═════ RECORD EXCERPTS ═════
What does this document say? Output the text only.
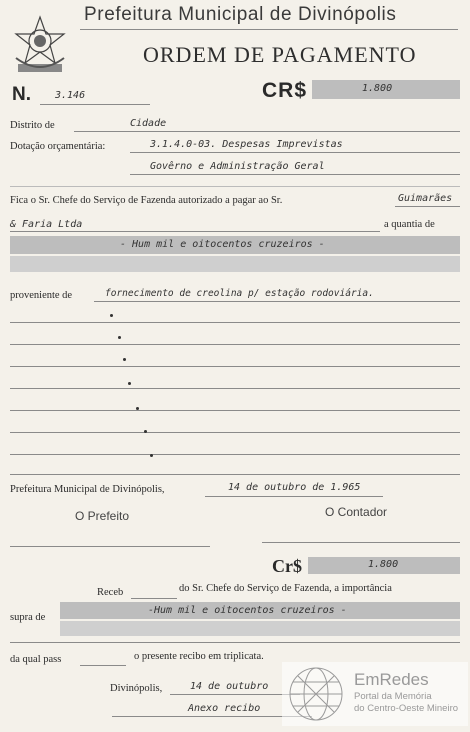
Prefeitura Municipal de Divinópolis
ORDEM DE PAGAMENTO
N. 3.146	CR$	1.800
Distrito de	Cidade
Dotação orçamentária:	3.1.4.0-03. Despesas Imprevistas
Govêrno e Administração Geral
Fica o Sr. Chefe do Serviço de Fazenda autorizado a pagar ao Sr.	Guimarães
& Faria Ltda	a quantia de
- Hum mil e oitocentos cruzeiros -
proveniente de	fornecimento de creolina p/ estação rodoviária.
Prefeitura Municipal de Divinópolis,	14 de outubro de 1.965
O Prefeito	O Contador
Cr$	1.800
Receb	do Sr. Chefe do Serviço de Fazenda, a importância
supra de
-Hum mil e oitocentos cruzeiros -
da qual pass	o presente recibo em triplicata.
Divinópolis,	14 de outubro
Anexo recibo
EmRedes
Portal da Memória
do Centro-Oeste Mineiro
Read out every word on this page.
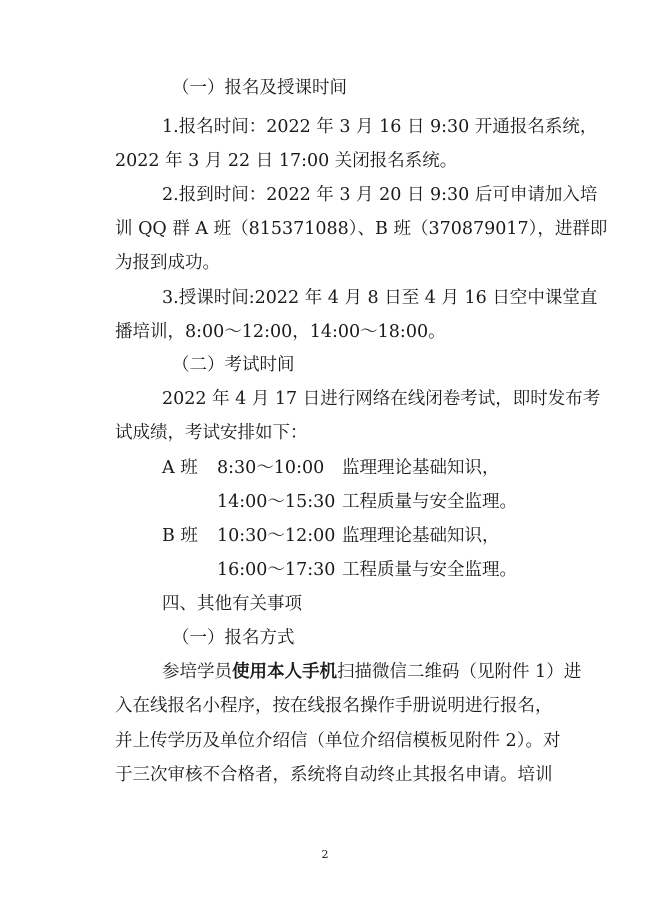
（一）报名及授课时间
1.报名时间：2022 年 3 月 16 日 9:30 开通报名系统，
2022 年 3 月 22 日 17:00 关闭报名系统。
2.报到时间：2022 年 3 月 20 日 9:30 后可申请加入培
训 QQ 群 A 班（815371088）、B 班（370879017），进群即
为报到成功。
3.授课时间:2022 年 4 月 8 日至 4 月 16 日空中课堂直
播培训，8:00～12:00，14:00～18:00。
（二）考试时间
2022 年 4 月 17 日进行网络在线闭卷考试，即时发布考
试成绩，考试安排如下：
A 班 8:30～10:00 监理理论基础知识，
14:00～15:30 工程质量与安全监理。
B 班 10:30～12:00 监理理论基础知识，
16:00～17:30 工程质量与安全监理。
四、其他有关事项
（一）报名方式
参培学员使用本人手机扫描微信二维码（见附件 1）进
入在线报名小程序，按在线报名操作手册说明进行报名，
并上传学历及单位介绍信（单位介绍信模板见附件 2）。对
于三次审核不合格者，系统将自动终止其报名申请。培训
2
═════
Omit the pictures, then output the rest of the listing exactly.

### [REPLY TO THE TASK]
What does this document say? Output the text only.
Prefeitura Municipal de Divinópolis
ORDEM DE PAGAMENTO
N. 3.146	CR$	1.800
Distrito de	Cidade
Dotação orçamentária:	3.1.4.0-03. Despesas Imprevistas
Govêrno e Administração Geral
Fica o Sr. Chefe do Serviço de Fazenda autorizado a pagar ao Sr.	Guimarães
& Faria Ltda	a quantia de
- Hum mil e oitocentos cruzeiros -
proveniente de	fornecimento de creolina p/ estação rodoviária.
Prefeitura Municipal de Divinópolis,	14 de outubro de 1.965
O Prefeito	O Contador
Cr$	1.800
Receb	do Sr. Chefe do Serviço de Fazenda, a importância
supra de
-Hum mil e oitocentos cruzeiros -
da qual pass	o presente recibo em triplicata.
Divinópolis,	14 de outubro
Anexo recibo
EmRedes
Portal da Memória
do Centro-Oeste Mineiro
Read out every word on this page.
（一）报名及授课时间
1.报名时间：2022 年 3 月 16 日 9:30 开通报名系统，
2022 年 3 月 22 日 17:00 关闭报名系统。
2.报到时间：2022 年 3 月 20 日 9:30 后可申请加入培
训 QQ 群 A 班（815371088）、B 班（370879017），进群即
为报到成功。
3.授课时间:2022 年 4 月 8 日至 4 月 16 日空中课堂直
播培训，8:00～12:00，14:00～18:00。
（二）考试时间
2022 年 4 月 17 日进行网络在线闭卷考试，即时发布考
试成绩，考试安排如下：
A 班 8:30～10:00 监理理论基础知识，
14:00～15:30 工程质量与安全监理。
B 班 10:30～12:00 监理理论基础知识，
16:00～17:30 工程质量与安全监理。
四、其他有关事项
（一）报名方式
参培学员使用本人手机扫描微信二维码（见附件 1）进
入在线报名小程序，按在线报名操作手册说明进行报名，
并上传学历及单位介绍信（单位介绍信模板见附件 2）。对
于三次审核不合格者，系统将自动终止其报名申请。培训
2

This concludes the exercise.